>> begin Data section
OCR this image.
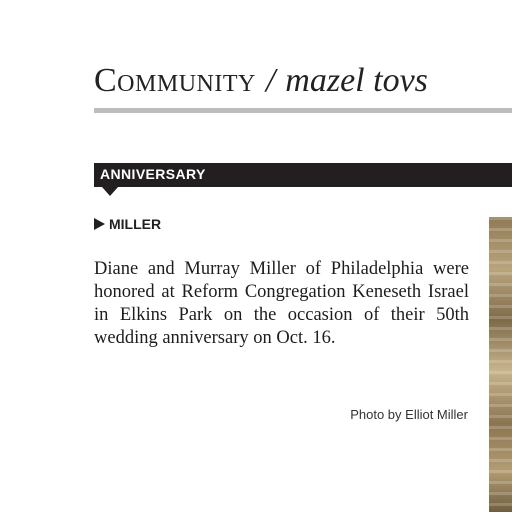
Community / mazel tovs
ANNIVERSARY
MILLER
Diane and Murray Miller of Philadelphia were honored at Reform Congregation Keneseth Israel in Elkins Park on the occasion of their 50th wedding anniversary on Oct. 16.
Photo by Elliot Miller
>> end Data section
## Problem details
Output the data exactly. Pictures don't belong in the result.

## Answer to this exercise
OCR this image.
Community / mazel tovs
ANNIVERSARY
MILLER
Diane and Murray Miller of Philadelphia were honored at Reform Congregation Keneseth Israel in Elkins Park on the occasion of their 50th wedding anniversary on Oct. 16.
Photo by Elliot Miller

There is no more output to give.